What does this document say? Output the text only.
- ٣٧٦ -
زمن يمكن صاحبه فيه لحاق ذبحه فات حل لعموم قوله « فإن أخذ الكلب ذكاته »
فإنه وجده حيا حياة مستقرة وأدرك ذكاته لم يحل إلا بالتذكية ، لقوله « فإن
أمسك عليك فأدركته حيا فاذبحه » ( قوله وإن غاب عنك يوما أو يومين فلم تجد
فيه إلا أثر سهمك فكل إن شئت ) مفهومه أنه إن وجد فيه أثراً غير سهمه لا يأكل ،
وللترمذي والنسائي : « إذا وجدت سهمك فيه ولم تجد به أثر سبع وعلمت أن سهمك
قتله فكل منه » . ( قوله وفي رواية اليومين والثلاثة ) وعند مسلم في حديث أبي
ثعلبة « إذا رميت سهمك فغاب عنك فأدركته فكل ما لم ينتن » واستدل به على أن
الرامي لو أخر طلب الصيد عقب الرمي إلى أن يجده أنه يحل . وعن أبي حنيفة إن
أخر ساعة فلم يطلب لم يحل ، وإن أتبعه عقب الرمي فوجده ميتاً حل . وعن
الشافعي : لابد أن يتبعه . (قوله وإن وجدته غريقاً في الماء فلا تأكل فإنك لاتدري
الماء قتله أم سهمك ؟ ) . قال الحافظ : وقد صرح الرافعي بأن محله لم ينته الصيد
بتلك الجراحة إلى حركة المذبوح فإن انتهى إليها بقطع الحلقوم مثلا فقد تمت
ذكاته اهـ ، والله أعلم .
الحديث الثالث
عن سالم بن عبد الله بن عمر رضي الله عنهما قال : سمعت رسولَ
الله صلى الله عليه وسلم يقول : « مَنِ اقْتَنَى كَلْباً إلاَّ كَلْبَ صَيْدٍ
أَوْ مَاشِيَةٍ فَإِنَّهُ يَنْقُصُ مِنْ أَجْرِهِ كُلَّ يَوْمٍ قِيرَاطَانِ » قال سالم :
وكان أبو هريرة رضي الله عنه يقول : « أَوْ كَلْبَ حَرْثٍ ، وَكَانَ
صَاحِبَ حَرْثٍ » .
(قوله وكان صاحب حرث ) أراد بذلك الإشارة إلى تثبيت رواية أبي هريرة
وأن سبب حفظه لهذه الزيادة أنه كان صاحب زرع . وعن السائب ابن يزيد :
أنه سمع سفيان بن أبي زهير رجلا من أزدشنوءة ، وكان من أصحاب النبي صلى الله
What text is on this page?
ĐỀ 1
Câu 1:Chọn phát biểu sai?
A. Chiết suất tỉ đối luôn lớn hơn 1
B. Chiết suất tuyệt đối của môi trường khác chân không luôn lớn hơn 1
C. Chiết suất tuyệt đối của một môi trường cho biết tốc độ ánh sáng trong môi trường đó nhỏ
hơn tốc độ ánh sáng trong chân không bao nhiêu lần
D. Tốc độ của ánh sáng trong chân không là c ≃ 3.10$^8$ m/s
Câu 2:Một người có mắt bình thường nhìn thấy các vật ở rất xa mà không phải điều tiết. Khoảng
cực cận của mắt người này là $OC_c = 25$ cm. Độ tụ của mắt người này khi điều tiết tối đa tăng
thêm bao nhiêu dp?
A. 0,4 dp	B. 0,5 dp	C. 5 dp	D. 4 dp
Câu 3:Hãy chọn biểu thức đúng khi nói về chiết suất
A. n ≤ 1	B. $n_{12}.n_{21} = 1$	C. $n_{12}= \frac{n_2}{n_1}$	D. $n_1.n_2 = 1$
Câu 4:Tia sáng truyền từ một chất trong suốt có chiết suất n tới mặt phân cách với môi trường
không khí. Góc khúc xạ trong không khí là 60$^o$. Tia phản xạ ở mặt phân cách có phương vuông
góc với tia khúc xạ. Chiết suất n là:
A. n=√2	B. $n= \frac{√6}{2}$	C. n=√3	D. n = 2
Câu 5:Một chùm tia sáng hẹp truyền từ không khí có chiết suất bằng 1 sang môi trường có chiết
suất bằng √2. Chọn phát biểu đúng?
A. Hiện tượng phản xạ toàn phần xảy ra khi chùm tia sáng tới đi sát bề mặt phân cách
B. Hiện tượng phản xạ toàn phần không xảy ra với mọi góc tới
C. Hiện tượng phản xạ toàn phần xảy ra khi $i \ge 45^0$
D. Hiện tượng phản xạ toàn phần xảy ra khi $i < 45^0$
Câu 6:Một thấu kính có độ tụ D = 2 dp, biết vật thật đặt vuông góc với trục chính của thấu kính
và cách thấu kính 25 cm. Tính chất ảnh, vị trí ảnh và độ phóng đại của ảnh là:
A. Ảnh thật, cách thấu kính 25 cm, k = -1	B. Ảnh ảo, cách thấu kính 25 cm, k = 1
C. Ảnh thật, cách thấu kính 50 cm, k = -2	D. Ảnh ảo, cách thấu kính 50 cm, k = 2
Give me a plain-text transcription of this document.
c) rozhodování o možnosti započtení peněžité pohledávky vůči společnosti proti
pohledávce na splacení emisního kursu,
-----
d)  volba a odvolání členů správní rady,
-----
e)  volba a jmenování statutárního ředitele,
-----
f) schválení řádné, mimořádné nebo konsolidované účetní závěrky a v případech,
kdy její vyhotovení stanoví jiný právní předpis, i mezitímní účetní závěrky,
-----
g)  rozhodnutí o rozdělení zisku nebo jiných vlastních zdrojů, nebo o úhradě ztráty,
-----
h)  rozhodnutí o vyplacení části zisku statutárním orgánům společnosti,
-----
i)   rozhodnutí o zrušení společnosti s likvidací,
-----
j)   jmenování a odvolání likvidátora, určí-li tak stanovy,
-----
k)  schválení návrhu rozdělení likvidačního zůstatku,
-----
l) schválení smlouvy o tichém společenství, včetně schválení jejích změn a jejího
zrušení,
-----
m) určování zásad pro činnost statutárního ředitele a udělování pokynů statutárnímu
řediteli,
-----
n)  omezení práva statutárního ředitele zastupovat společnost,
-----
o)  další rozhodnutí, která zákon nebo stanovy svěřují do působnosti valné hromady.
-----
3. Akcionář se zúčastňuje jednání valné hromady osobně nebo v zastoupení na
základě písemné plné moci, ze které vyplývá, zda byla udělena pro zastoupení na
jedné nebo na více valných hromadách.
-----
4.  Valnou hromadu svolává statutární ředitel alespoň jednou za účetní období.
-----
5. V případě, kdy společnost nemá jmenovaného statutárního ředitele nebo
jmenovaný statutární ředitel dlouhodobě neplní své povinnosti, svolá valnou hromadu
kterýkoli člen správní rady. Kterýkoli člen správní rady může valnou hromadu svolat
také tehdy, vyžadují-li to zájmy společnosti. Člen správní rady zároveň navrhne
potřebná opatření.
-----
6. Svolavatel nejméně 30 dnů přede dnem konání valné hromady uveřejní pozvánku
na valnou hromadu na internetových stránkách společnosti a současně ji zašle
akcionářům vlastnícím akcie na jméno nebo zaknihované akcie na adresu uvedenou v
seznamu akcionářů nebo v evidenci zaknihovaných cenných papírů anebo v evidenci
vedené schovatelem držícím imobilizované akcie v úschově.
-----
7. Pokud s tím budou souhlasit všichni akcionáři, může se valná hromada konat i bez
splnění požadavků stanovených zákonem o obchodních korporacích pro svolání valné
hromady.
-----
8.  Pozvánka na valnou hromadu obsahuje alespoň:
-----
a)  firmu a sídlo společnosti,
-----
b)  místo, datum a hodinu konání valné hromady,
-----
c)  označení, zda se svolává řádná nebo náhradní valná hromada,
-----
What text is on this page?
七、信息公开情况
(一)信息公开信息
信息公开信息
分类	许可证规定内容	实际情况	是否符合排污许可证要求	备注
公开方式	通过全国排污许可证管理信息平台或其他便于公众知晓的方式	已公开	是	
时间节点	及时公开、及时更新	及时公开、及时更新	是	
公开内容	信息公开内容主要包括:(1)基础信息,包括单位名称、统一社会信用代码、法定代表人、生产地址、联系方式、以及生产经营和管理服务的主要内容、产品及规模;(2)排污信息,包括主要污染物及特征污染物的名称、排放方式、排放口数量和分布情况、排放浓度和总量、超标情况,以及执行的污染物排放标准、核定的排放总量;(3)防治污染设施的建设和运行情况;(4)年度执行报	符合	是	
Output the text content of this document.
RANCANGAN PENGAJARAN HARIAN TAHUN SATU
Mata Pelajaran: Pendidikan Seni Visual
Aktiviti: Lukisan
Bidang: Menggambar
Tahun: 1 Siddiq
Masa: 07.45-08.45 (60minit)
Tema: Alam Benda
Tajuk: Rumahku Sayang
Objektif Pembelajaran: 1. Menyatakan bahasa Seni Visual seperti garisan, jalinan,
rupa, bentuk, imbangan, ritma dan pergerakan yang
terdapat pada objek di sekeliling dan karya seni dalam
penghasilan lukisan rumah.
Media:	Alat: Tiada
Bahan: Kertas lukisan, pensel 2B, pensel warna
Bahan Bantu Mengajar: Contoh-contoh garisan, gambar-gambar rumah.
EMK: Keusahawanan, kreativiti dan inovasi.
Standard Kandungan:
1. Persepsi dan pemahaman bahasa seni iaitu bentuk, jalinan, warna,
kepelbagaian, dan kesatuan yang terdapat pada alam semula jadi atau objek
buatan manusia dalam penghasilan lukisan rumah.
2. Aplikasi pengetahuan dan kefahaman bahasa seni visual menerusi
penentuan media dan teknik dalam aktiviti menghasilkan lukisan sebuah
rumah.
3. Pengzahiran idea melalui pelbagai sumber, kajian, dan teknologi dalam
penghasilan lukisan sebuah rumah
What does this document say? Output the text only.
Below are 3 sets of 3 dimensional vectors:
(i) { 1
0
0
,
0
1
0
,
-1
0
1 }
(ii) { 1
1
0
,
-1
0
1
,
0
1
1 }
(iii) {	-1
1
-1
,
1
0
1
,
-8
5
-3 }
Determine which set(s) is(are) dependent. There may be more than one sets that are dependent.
--------------------
Pull out all lines from the entries above that include the word "warna".

Bahan: Kertas lukisan, pensel 2B, pensel warna
1. Persepsi dan pemahaman bahasa seni iaitu bentuk, jalinan, warna,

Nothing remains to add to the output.